Stated task –
Print exactly the lines from the one containing "Extract the chart's" through the last line of the listing, both included.

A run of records
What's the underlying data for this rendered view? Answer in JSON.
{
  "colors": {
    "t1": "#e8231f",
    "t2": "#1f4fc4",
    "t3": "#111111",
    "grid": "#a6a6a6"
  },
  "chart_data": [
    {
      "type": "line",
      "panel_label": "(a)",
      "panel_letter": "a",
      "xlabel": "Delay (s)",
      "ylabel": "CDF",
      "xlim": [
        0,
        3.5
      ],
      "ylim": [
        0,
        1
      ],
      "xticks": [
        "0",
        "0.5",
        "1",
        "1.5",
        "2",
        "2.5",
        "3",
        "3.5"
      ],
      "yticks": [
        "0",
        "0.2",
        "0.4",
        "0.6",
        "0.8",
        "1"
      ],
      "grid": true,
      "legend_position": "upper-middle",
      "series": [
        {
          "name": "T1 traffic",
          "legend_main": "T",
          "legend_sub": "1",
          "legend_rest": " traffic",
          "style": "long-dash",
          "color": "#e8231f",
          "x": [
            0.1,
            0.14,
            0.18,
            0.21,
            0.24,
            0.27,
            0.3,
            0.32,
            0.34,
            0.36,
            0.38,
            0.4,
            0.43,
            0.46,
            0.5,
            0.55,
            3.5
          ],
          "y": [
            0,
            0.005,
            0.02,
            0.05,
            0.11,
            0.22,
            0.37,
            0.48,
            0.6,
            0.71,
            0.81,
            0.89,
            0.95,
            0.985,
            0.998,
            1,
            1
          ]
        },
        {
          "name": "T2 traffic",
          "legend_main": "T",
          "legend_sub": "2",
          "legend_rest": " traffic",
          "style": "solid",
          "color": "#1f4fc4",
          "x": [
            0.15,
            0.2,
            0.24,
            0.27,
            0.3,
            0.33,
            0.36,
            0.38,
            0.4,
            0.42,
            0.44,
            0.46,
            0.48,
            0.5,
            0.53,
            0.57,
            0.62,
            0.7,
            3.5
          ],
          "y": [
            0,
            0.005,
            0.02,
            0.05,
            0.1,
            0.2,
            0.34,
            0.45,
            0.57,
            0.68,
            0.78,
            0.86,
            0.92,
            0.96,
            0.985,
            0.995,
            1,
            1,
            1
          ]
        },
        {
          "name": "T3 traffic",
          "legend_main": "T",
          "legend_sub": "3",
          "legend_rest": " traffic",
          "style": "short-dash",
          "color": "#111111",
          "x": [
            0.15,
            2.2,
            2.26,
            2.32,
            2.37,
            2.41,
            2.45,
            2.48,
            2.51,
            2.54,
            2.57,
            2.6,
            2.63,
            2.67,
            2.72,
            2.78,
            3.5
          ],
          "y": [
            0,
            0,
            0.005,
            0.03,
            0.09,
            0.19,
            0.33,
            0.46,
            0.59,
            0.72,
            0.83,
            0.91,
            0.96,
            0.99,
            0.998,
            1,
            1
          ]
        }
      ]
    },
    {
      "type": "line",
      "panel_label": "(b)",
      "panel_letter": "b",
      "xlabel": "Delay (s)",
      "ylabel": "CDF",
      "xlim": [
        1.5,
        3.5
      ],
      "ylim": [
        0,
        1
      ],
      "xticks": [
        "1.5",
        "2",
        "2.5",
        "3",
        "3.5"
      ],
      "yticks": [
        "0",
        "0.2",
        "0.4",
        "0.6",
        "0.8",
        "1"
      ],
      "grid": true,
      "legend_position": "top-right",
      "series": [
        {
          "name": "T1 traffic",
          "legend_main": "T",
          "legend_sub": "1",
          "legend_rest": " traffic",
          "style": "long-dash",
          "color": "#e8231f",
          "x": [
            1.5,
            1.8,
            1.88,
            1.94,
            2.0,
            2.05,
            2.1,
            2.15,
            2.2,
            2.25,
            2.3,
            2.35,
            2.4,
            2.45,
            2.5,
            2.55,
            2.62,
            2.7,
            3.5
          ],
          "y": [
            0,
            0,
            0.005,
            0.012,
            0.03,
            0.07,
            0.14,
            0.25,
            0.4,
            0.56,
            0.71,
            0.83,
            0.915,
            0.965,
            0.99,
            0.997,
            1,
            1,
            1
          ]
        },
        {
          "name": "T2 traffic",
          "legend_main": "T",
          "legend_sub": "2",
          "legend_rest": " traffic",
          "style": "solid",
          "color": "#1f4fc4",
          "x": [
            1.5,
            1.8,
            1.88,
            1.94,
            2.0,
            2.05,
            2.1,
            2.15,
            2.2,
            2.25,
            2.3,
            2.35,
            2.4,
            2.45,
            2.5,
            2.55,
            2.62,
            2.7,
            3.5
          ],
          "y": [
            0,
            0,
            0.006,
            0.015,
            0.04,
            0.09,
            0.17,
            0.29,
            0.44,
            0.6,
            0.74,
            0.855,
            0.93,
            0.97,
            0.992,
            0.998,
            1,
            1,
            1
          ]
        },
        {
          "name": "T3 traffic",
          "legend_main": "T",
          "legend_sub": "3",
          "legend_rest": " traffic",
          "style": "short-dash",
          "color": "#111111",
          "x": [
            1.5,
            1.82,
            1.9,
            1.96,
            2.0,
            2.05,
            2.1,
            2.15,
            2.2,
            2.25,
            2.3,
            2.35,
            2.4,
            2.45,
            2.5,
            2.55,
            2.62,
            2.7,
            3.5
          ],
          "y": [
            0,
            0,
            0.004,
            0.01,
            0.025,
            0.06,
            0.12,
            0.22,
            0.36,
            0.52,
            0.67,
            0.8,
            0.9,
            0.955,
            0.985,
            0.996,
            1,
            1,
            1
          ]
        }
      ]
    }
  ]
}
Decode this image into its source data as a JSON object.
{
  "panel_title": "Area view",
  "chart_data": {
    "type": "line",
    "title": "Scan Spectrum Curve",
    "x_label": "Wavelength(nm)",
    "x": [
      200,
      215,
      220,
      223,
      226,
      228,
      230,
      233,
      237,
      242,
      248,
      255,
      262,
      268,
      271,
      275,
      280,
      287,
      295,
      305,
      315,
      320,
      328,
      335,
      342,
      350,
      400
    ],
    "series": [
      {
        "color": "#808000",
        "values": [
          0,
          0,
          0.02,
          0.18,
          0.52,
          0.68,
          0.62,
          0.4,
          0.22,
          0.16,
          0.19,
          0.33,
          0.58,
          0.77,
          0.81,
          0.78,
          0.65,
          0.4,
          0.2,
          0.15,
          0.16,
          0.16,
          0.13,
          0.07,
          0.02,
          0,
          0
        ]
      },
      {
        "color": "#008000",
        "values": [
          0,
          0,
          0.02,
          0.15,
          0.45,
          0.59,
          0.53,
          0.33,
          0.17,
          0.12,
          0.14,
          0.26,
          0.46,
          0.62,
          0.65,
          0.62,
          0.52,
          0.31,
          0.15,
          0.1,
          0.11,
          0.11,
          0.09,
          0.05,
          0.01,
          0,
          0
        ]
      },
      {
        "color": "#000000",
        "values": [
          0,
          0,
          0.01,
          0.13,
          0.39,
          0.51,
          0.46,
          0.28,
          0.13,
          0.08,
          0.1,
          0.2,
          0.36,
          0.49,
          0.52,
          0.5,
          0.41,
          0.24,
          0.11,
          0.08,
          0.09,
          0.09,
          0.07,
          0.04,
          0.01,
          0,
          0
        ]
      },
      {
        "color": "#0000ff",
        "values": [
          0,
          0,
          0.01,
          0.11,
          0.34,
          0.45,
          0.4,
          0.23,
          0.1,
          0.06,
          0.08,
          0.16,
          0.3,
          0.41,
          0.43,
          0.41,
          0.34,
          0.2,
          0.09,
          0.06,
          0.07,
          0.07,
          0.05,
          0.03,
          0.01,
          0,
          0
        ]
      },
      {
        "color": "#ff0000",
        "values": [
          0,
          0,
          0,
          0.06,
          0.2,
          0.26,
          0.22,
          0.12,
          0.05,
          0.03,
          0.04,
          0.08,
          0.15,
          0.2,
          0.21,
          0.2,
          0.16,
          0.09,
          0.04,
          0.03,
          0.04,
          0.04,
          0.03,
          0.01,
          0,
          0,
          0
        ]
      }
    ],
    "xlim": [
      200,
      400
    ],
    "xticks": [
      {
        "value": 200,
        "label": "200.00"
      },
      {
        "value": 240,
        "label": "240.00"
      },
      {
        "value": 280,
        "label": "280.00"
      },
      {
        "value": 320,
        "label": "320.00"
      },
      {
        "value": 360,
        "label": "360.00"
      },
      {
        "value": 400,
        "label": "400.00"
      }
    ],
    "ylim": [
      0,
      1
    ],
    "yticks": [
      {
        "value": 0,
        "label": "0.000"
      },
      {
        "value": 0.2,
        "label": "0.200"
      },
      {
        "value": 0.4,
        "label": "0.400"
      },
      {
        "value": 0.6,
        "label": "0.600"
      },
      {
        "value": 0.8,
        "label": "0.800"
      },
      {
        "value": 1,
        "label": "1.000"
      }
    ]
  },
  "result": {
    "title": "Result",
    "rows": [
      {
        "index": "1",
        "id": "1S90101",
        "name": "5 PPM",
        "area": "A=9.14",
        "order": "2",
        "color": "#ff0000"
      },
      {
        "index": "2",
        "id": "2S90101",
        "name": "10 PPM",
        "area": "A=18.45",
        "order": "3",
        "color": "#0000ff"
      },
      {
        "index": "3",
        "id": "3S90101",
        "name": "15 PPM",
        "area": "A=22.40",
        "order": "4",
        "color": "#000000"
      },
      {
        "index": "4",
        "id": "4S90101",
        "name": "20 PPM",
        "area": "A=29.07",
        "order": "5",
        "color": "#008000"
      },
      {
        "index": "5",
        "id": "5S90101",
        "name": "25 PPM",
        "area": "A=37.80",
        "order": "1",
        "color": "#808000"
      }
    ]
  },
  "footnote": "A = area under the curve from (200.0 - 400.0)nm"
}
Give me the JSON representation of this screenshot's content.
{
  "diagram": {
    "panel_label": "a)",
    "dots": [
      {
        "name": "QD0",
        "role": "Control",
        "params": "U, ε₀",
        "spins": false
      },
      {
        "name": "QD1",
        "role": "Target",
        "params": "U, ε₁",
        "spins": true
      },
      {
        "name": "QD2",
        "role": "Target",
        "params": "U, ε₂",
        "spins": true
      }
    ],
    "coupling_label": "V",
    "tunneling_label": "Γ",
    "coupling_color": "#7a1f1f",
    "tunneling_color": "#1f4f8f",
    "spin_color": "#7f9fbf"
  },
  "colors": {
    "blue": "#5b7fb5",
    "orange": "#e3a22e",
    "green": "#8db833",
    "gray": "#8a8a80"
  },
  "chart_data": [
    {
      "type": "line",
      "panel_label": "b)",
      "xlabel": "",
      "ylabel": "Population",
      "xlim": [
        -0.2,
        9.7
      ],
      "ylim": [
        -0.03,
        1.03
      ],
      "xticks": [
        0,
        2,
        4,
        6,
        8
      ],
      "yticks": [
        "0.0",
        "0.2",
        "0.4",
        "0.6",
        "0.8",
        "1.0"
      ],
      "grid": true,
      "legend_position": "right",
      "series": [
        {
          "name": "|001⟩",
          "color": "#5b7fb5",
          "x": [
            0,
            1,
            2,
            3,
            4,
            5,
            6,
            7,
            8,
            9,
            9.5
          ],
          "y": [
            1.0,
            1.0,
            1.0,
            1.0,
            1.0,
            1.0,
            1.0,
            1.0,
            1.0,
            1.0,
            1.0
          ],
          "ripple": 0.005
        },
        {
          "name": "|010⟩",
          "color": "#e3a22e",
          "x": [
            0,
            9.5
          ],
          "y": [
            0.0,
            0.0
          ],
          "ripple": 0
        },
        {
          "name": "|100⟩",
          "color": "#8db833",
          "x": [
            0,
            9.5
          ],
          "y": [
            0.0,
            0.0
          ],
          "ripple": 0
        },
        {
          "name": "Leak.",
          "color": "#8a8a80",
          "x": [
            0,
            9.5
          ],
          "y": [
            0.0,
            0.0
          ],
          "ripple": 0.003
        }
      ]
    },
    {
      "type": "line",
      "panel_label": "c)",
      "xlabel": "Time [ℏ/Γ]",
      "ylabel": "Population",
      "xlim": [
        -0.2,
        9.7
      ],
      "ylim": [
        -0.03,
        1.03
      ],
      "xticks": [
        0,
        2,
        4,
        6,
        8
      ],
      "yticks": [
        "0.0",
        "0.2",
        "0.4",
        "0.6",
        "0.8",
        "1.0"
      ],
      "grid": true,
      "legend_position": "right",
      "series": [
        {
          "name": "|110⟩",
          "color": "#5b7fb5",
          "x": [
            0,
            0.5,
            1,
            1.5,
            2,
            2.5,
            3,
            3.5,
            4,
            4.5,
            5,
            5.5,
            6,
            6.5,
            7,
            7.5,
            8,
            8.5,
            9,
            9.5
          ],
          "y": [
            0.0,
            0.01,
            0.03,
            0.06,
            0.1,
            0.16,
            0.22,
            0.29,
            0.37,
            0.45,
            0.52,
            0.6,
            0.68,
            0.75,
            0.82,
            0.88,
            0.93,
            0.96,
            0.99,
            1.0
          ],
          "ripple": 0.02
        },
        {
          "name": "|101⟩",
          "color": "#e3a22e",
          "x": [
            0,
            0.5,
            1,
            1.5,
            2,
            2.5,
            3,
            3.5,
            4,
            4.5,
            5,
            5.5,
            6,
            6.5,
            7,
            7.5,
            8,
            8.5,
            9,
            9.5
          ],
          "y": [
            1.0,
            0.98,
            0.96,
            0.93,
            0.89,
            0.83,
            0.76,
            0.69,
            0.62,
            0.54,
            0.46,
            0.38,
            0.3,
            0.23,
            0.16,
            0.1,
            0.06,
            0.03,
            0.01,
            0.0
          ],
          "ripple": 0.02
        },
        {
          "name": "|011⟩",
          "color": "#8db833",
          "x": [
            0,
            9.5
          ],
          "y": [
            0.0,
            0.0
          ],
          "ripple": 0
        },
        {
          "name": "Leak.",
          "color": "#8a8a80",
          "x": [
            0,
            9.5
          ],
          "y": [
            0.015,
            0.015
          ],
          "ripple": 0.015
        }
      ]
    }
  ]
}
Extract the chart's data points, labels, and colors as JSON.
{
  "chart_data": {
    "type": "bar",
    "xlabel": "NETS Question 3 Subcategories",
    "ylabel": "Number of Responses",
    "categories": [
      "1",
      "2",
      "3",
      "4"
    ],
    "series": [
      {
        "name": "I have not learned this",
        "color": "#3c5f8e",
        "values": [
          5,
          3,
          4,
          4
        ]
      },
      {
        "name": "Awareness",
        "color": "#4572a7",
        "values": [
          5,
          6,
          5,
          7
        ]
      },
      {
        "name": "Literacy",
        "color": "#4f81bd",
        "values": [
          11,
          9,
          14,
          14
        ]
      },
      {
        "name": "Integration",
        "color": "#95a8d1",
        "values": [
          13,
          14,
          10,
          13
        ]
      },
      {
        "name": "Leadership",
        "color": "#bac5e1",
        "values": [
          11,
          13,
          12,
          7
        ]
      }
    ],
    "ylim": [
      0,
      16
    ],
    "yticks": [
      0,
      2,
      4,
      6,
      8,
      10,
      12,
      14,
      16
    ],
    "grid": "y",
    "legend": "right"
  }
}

Output for this task –
Extract the chart's data points, labels, and colors as JSON.
{
  "chart_data": {
    "type": "bar",
    "xlabel": "NETS Question 3 Subcategories",
    "ylabel": "Number of Responses",
    "categories": [
      "1",
      "2",
      "3",
      "4"
    ],
    "series": [
      {
        "name": "I have not learned this",
        "color": "#3c5f8e",
        "values": [
          5,
          3,
          4,
          4
        ]
      },
      {
        "name": "Awareness",
        "color": "#4572a7",
        "values": [
          5,
          6,
          5,
          7
        ]
      },
      {
        "name": "Literacy",
        "color": "#4f81bd",
        "values": [
          11,
          9,
          14,
          14
        ]
      },
      {
        "name": "Integration",
        "color": "#95a8d1",
        "values": [
          13,
          14,
          10,
          13
        ]
      },
      {
        "name": "Leadership",
        "color": "#bac5e1",
        "values": [
          11,
          13,
          12,
          7
        ]
      }
    ],
    "ylim": [
      0,
      16
    ],
    "yticks": [
      0,
      2,
      4,
      6,
      8,
      10,
      12,
      14,
      16
    ],
    "grid": "y",
    "legend": "right"
  }
}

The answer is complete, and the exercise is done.